═════ DOCUMENT PASSAGE ═════

God’s refusal to repeat a Red Sea-type intervention does not mean that God has abandoned Isaiah, Israel, or us.  Our hope does not rely on God’s performance today in the same manner God acted in ancient stories, but it does rely on God being the same God yesterday, today and tomorrow; a God who hears our cries, a God who does not abandon us, a God who will finally redeem all that is lost in a new heaven and a new earth.  We draw on the knowledge of what has happened in the past to cement our certainty that God will be present in our future.

God wants to mold us into his beloved, into the examples of his kingdom, which becomes clear when God delivers a human figure to earth in the infant Jesus.  In the midst of darkness, God will deliver himself to us in the body of an infant – the most precious, most vulnerable, subtlest form of breaking into the world.

═════ DATA EXTRACTS ═════

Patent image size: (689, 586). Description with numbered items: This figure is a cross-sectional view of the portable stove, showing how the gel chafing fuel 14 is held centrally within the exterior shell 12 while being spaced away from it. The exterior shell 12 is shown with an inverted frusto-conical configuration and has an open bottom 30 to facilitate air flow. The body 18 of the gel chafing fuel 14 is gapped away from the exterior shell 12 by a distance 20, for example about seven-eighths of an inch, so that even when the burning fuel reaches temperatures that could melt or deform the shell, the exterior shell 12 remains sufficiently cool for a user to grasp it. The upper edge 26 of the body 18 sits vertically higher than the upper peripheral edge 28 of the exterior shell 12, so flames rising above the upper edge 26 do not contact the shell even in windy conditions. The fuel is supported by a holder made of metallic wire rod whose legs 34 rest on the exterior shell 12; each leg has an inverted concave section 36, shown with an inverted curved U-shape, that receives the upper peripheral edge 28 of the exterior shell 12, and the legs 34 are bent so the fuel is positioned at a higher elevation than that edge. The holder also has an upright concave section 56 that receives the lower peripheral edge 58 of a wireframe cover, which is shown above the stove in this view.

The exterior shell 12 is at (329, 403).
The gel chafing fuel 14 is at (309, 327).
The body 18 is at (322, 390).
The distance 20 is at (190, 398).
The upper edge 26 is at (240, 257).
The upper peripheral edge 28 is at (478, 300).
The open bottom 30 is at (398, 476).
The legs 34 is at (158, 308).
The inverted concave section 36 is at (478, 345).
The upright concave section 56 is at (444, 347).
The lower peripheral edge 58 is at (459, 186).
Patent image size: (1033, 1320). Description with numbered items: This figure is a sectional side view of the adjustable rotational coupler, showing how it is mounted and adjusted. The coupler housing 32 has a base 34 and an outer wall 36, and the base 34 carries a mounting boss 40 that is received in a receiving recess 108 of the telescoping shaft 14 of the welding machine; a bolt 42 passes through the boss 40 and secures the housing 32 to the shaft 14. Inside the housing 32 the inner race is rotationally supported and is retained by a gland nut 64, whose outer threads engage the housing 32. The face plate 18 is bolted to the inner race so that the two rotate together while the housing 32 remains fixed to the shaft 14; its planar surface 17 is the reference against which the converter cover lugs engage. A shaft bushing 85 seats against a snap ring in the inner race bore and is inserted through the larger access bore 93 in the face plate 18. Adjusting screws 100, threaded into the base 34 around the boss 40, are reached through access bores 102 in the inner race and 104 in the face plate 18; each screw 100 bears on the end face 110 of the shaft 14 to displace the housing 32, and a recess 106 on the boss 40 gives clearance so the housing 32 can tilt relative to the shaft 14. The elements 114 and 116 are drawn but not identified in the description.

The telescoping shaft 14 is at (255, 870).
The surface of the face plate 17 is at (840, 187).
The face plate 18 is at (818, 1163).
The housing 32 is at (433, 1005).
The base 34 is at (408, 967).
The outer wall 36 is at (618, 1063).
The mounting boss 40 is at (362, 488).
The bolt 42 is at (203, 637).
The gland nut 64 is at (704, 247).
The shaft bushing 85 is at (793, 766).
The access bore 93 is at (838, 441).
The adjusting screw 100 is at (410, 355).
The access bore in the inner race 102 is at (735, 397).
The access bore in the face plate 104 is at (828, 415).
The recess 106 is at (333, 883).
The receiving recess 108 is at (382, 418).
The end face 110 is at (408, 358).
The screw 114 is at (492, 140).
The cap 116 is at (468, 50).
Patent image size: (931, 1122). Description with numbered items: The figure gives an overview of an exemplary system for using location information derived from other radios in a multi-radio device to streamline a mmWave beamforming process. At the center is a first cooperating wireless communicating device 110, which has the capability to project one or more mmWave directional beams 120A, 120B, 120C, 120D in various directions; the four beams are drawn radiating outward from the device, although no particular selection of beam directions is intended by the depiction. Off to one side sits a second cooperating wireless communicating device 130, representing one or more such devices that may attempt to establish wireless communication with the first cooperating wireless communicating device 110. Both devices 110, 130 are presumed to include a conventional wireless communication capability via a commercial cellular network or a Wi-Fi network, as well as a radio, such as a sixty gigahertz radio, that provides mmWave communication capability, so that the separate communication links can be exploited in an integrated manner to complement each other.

═════

→ YOUR ASSIGNMENT: According to the passage on divine presence, in what form will God deliver himself to us in the midst of darkness?

→ RESPONSE FOR THIS EXERCISE: In the body of an infant.